RAW DATA
============================================================

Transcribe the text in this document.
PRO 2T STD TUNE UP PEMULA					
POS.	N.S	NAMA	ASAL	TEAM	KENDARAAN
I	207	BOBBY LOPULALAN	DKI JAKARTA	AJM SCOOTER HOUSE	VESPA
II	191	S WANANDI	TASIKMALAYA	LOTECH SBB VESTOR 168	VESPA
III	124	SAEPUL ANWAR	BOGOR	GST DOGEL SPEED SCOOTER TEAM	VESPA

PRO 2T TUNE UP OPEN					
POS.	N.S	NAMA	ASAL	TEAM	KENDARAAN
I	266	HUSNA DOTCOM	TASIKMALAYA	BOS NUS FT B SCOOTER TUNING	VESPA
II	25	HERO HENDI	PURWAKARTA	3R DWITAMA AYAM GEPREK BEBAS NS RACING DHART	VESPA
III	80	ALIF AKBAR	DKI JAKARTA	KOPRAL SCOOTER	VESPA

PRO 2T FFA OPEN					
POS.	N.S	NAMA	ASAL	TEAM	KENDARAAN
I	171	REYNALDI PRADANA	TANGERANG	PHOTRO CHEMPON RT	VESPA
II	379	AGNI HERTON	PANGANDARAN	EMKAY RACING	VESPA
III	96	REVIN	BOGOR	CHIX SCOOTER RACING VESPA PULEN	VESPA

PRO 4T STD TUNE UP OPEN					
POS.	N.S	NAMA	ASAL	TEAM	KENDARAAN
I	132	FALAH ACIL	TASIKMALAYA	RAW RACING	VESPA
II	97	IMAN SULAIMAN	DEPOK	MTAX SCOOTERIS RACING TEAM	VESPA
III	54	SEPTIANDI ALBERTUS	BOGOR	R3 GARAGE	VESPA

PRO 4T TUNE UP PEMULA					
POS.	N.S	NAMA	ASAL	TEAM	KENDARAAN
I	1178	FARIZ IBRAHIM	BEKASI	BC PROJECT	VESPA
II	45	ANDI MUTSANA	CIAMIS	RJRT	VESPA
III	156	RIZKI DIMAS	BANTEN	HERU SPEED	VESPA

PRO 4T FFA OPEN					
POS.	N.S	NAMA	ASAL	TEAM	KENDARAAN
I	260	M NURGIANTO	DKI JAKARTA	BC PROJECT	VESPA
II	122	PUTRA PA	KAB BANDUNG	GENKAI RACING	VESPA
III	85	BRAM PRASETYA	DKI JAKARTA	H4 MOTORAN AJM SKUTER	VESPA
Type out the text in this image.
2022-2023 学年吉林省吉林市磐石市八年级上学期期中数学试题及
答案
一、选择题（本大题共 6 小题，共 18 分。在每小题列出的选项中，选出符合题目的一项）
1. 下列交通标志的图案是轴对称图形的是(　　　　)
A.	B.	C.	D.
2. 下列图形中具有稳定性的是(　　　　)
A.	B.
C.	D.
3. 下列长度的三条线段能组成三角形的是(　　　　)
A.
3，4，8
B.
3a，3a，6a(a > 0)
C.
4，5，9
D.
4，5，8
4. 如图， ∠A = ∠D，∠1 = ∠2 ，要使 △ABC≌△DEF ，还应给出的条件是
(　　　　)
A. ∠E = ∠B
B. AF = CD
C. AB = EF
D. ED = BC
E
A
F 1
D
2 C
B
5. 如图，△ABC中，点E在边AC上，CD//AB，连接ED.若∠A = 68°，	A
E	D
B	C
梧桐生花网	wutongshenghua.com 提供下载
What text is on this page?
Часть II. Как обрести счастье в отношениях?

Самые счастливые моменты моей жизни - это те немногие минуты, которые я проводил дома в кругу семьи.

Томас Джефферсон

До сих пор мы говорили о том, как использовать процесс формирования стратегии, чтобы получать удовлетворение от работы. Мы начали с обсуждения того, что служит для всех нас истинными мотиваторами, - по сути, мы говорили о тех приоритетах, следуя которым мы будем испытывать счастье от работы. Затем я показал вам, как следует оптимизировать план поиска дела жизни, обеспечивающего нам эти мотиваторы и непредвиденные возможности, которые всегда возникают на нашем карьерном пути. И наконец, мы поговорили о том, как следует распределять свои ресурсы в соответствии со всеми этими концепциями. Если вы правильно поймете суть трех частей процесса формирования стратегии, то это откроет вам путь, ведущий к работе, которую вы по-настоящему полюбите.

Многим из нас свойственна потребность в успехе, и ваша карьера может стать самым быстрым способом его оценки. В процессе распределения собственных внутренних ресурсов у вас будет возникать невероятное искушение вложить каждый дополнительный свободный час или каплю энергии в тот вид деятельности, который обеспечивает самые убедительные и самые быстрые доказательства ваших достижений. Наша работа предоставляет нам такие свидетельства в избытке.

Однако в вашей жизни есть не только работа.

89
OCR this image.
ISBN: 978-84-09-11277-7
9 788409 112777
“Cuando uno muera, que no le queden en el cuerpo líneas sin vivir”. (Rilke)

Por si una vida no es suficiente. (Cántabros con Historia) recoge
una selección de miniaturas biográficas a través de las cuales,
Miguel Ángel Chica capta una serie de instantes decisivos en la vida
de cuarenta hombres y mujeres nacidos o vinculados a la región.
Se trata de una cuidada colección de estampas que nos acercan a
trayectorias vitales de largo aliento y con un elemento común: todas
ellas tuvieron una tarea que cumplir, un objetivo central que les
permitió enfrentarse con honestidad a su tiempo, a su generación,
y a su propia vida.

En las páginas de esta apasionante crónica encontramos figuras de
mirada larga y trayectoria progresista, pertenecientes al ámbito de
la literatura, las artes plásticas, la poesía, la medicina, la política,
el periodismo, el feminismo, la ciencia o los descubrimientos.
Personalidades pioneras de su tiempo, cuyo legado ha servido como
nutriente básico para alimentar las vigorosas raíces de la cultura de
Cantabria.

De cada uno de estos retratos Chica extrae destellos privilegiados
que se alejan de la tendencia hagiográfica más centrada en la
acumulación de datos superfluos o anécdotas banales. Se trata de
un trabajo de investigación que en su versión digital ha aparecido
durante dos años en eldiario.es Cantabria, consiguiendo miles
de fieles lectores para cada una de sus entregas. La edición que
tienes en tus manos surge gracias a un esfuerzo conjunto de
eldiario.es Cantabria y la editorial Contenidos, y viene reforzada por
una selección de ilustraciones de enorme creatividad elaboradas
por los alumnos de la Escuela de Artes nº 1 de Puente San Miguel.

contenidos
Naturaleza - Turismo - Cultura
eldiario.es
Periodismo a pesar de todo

============================================================

CHALLENGE
Output each record precisely as given.

TASK SOLUTION
Transcribe the text in this document.
PRO 2T STD TUNE UP PEMULA					
POS.	N.S	NAMA	ASAL	TEAM	KENDARAAN
I	207	BOBBY LOPULALAN	DKI JAKARTA	AJM SCOOTER HOUSE	VESPA
II	191	S WANANDI	TASIKMALAYA	LOTECH SBB VESTOR 168	VESPA
III	124	SAEPUL ANWAR	BOGOR	GST DOGEL SPEED SCOOTER TEAM	VESPA

PRO 2T TUNE UP OPEN					
POS.	N.S	NAMA	ASAL	TEAM	KENDARAAN
I	266	HUSNA DOTCOM	TASIKMALAYA	BOS NUS FT B SCOOTER TUNING	VESPA
II	25	HERO HENDI	PURWAKARTA	3R DWITAMA AYAM GEPREK BEBAS NS RACING DHART	VESPA
III	80	ALIF AKBAR	DKI JAKARTA	KOPRAL SCOOTER	VESPA

PRO 2T FFA OPEN					
POS.	N.S	NAMA	ASAL	TEAM	KENDARAAN
I	171	REYNALDI PRADANA	TANGERANG	PHOTRO CHEMPON RT	VESPA
II	379	AGNI HERTON	PANGANDARAN	EMKAY RACING	VESPA
III	96	REVIN	BOGOR	CHIX SCOOTER RACING VESPA PULEN	VESPA

PRO 4T STD TUNE UP OPEN					
POS.	N.S	NAMA	ASAL	TEAM	KENDARAAN
I	132	FALAH ACIL	TASIKMALAYA	RAW RACING	VESPA
II	97	IMAN SULAIMAN	DEPOK	MTAX SCOOTERIS RACING TEAM	VESPA
III	54	SEPTIANDI ALBERTUS	BOGOR	R3 GARAGE	VESPA

PRO 4T TUNE UP PEMULA					
POS.	N.S	NAMA	ASAL	TEAM	KENDARAAN
I	1178	FARIZ IBRAHIM	BEKASI	BC PROJECT	VESPA
II	45	ANDI MUTSANA	CIAMIS	RJRT	VESPA
III	156	RIZKI DIMAS	BANTEN	HERU SPEED	VESPA

PRO 4T FFA OPEN					
POS.	N.S	NAMA	ASAL	TEAM	KENDARAAN
I	260	M NURGIANTO	DKI JAKARTA	BC PROJECT	VESPA
II	122	PUTRA PA	KAB BANDUNG	GENKAI RACING	VESPA
III	85	BRAM PRASETYA	DKI JAKARTA	H4 MOTORAN AJM SKUTER	VESPA
Type out the text in this image.
2022-2023 学年吉林省吉林市磐石市八年级上学期期中数学试题及
答案
一、选择题（本大题共 6 小题，共 18 分。在每小题列出的选项中，选出符合题目的一项）
1. 下列交通标志的图案是轴对称图形的是(　　　　)
A.	B.	C.	D.
2. 下列图形中具有稳定性的是(　　　　)
A.	B.
C.	D.
3. 下列长度的三条线段能组成三角形的是(　　　　)
A.
3，4，8
B.
3a，3a，6a(a > 0)
C.
4，5，9
D.
4，5，8
4. 如图， ∠A = ∠D，∠1 = ∠2 ，要使 △ABC≌△DEF ，还应给出的条件是
(　　　　)
A. ∠E = ∠B
B. AF = CD
C. AB = EF
D. ED = BC
E
A
F 1
D
2 C
B
5. 如图，△ABC中，点E在边AC上，CD//AB，连接ED.若∠A = 68°，	A
E	D
B	C
梧桐生花网	wutongshenghua.com 提供下载
What text is on this page?
Часть II. Как обрести счастье в отношениях?

Самые счастливые моменты моей жизни - это те немногие минуты, которые я проводил дома в кругу семьи.

Томас Джефферсон

До сих пор мы говорили о том, как использовать процесс формирования стратегии, чтобы получать удовлетворение от работы. Мы начали с обсуждения того, что служит для всех нас истинными мотиваторами, - по сути, мы говорили о тех приоритетах, следуя которым мы будем испытывать счастье от работы. Затем я показал вам, как следует оптимизировать план поиска дела жизни, обеспечивающего нам эти мотиваторы и непредвиденные возможности, которые всегда возникают на нашем карьерном пути. И наконец, мы поговорили о том, как следует распределять свои ресурсы в соответствии со всеми этими концепциями. Если вы правильно поймете суть трех частей процесса формирования стратегии, то это откроет вам путь, ведущий к работе, которую вы по-настоящему полюбите.

Многим из нас свойственна потребность в успехе, и ваша карьера может стать самым быстрым способом его оценки. В процессе распределения собственных внутренних ресурсов у вас будет возникать невероятное искушение вложить каждый дополнительный свободный час или каплю энергии в тот вид деятельности, который обеспечивает самые убедительные и самые быстрые доказательства ваших достижений. Наша работа предоставляет нам такие свидетельства в избытке.

Однако в вашей жизни есть не только работа.

89
OCR this image.
ISBN: 978-84-09-11277-7
9 788409 112777
“Cuando uno muera, que no le queden en el cuerpo líneas sin vivir”. (Rilke)

Por si una vida no es suficiente. (Cántabros con Historia) recoge
una selección de miniaturas biográficas a través de las cuales,
Miguel Ángel Chica capta una serie de instantes decisivos en la vida
de cuarenta hombres y mujeres nacidos o vinculados a la región.
Se trata de una cuidada colección de estampas que nos acercan a
trayectorias vitales de largo aliento y con un elemento común: todas
ellas tuvieron una tarea que cumplir, un objetivo central que les
permitió enfrentarse con honestidad a su tiempo, a su generación,
y a su propia vida.

En las páginas de esta apasionante crónica encontramos figuras de
mirada larga y trayectoria progresista, pertenecientes al ámbito de
la literatura, las artes plásticas, la poesía, la medicina, la política,
el periodismo, el feminismo, la ciencia o los descubrimientos.
Personalidades pioneras de su tiempo, cuyo legado ha servido como
nutriente básico para alimentar las vigorosas raíces de la cultura de
Cantabria.

De cada uno de estos retratos Chica extrae destellos privilegiados
que se alejan de la tendencia hagiográfica más centrada en la
acumulación de datos superfluos o anécdotas banales. Se trata de
un trabajo de investigación que en su versión digital ha aparecido
durante dos años en eldiario.es Cantabria, consiguiendo miles
de fieles lectores para cada una de sus entregas. La edición que
tienes en tus manos surge gracias a un esfuerzo conjunto de
eldiario.es Cantabria y la editorial Contenidos, y viene reforzada por
una selección de ilustraciones de enorme creatividad elaboradas
por los alumnos de la Escuela de Artes nº 1 de Puente San Miguel.

contenidos
Naturaleza - Turismo - Cultura
eldiario.es
Periodismo a pesar de todo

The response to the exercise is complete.